Dataset items
— Begin —

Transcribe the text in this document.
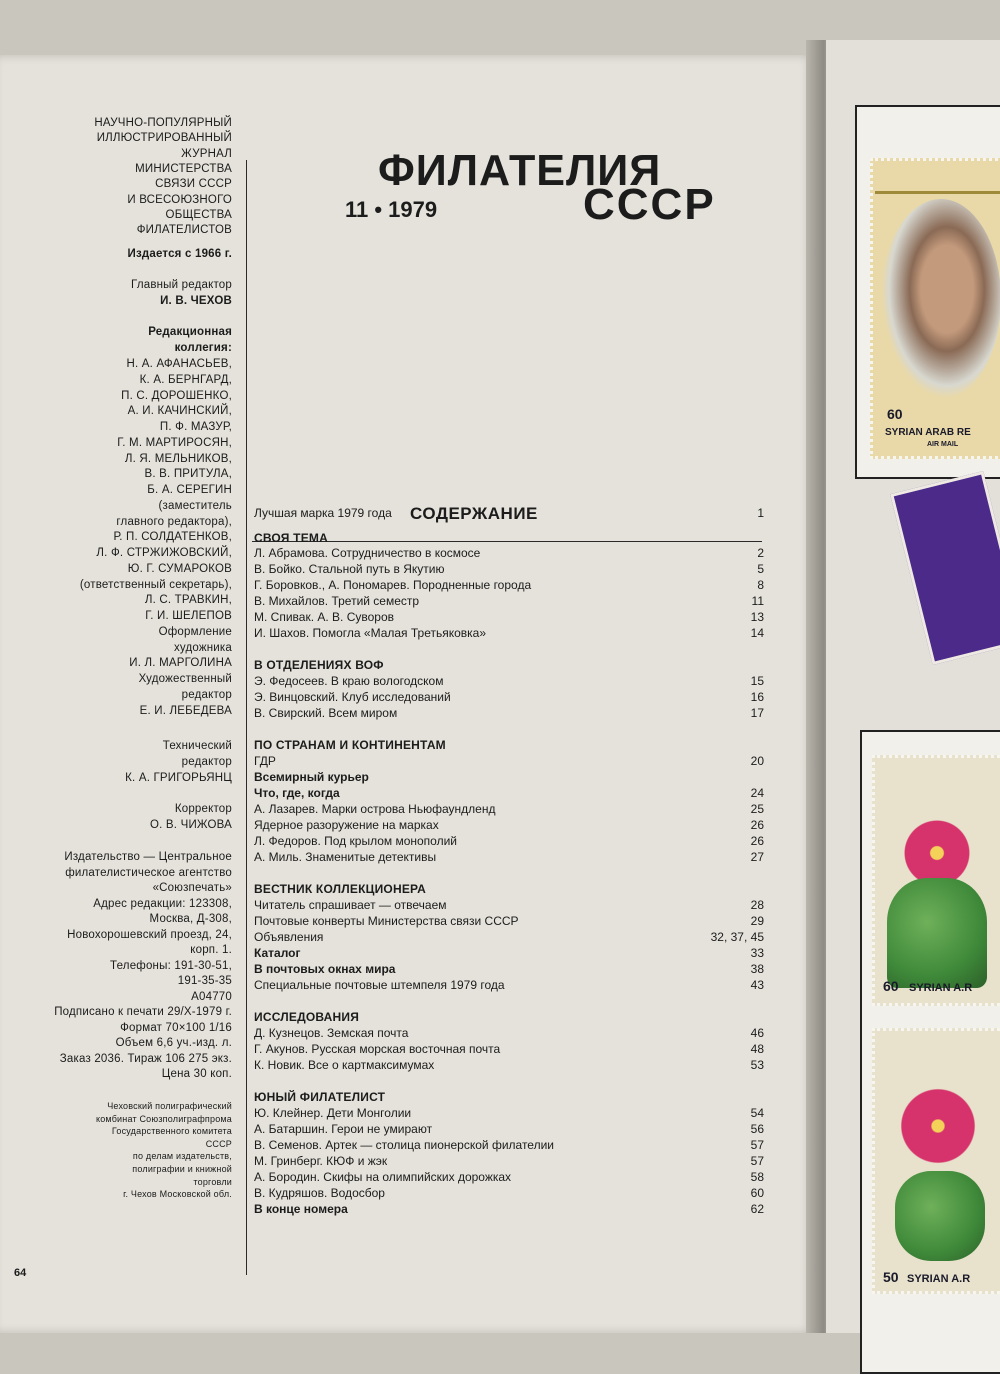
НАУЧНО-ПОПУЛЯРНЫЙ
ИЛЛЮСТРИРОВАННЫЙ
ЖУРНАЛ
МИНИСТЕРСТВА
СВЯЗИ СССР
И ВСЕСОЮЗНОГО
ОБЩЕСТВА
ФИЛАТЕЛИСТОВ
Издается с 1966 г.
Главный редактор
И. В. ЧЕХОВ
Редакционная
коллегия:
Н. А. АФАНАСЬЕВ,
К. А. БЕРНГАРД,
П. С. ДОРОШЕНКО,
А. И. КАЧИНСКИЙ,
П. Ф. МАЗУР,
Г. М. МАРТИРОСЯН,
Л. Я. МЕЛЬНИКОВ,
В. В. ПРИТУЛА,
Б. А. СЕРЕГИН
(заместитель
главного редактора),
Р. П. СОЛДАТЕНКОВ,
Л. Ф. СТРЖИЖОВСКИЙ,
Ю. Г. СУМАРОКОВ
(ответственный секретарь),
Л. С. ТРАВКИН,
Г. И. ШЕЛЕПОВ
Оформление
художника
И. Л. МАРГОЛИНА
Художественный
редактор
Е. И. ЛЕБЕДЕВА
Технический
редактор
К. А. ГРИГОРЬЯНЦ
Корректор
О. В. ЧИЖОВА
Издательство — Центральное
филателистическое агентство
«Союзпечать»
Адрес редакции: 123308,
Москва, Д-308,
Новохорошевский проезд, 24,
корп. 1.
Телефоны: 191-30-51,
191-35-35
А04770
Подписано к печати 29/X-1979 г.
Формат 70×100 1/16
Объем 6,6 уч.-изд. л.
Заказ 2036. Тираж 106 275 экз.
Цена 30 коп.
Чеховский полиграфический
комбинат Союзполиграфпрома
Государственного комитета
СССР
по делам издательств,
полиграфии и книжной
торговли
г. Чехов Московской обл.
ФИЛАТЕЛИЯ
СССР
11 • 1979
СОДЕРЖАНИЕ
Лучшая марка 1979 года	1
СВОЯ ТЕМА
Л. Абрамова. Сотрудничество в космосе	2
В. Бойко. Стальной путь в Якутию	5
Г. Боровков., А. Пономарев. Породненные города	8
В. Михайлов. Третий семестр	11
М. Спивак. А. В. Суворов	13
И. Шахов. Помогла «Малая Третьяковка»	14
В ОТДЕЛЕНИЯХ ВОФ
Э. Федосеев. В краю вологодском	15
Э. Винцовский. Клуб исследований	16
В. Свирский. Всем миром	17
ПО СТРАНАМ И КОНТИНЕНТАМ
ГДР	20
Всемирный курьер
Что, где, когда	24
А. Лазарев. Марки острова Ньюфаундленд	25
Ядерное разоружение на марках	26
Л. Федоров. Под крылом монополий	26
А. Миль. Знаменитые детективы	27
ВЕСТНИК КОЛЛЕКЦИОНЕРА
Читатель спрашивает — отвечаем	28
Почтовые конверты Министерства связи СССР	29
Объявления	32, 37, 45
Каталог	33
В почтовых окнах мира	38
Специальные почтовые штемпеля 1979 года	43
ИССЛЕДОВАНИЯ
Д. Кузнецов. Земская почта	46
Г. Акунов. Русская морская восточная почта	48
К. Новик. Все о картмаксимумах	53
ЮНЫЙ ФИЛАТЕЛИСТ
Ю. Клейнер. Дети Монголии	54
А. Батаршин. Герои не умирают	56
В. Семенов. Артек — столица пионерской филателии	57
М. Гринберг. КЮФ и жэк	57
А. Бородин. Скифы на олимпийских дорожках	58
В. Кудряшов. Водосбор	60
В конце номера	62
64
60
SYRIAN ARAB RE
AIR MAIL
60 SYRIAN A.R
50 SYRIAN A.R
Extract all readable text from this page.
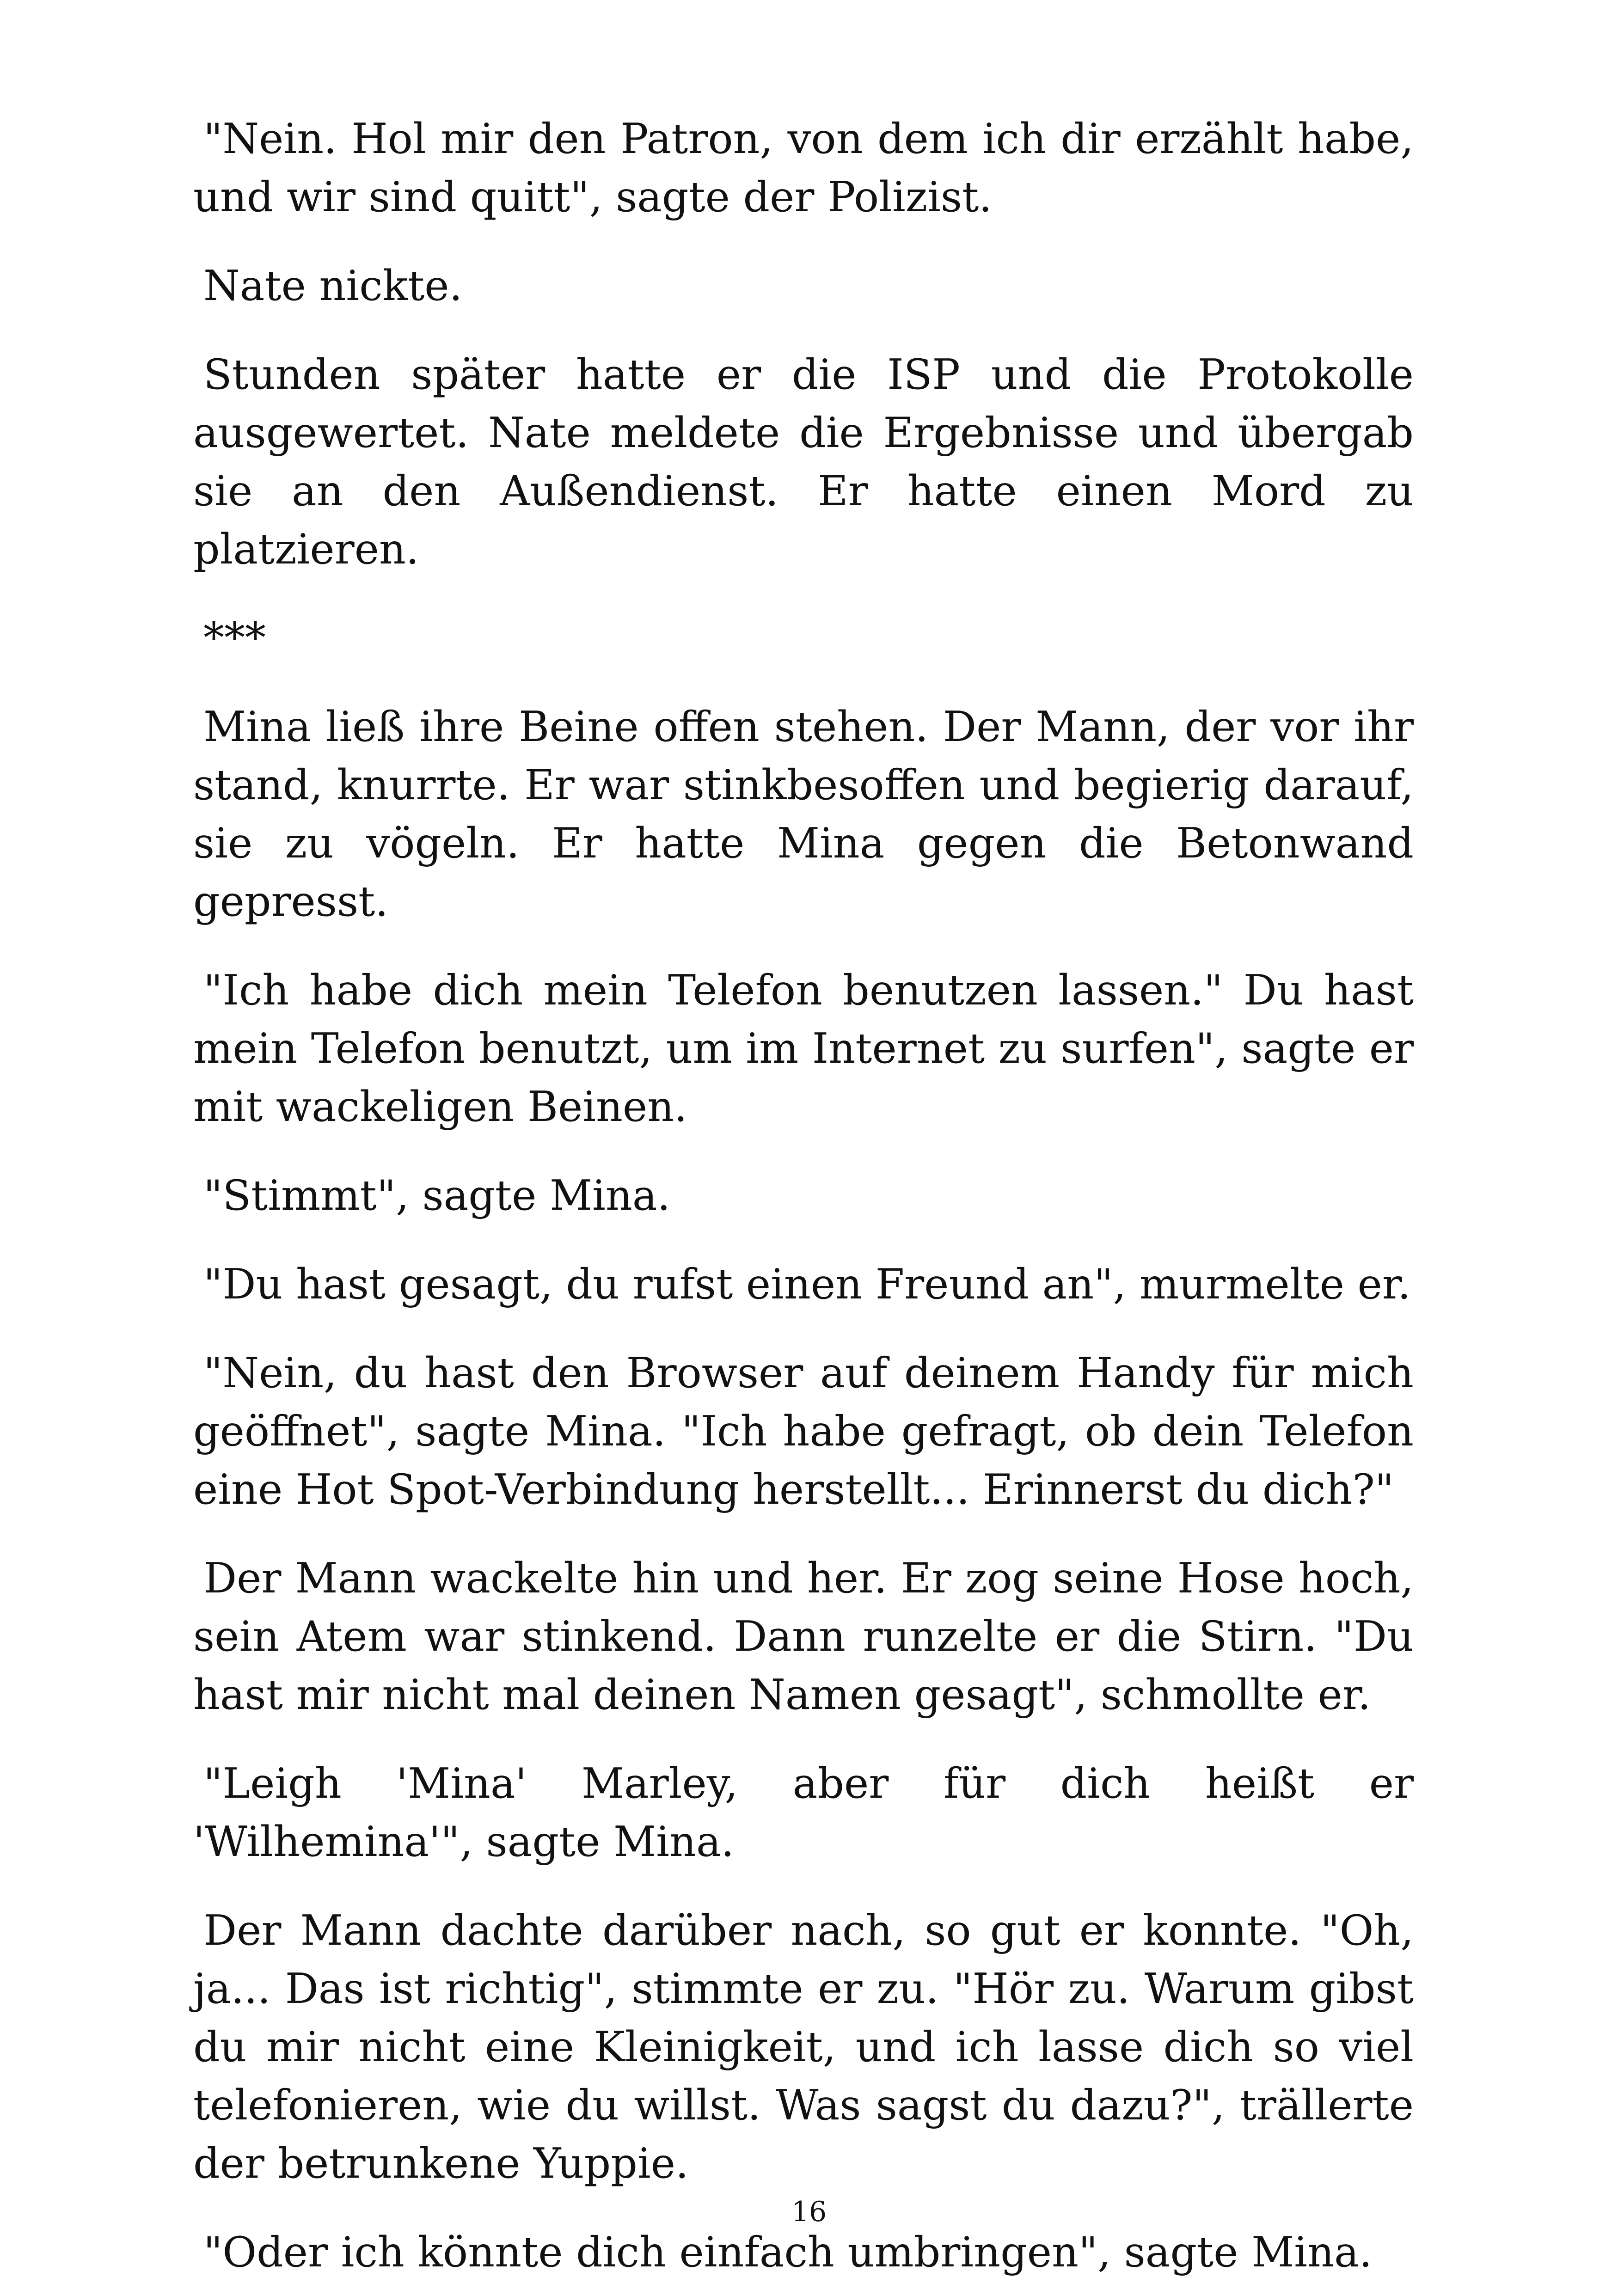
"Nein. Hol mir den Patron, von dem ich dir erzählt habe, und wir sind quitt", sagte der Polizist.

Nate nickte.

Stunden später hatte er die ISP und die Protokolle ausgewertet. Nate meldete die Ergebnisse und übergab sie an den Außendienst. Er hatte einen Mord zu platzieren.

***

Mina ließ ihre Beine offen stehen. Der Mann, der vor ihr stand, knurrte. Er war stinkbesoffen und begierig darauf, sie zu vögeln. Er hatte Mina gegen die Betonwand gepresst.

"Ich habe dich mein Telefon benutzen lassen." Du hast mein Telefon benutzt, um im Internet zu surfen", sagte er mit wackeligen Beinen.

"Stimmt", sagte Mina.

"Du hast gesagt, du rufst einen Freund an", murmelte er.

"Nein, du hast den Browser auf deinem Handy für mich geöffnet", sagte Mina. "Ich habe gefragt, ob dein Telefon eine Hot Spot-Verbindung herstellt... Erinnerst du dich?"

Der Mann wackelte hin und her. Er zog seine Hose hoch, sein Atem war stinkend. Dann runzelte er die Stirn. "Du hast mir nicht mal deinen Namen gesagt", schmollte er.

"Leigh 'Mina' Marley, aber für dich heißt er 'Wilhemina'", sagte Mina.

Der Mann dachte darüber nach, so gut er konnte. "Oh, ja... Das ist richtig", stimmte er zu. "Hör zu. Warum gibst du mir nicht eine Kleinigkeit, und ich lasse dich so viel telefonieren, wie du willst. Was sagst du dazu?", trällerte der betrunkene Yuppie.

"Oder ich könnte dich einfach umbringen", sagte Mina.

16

— End —

**Directions for this task**
Search the records for the word "hatte", then list every line that has it.

**Result of this task**
Stunden später hatte er die ISP und die Protokolle ausgewertet. Nate meldete die Ergebnisse und übergab sie an den Außendienst. Er hatte einen Mord zu platzieren.
Mina ließ ihre Beine offen stehen. Der Mann, der vor ihr stand, knurrte. Er war stinkbesoffen und begierig darauf, sie zu vögeln. Er hatte Mina gegen die Betonwand gepresst.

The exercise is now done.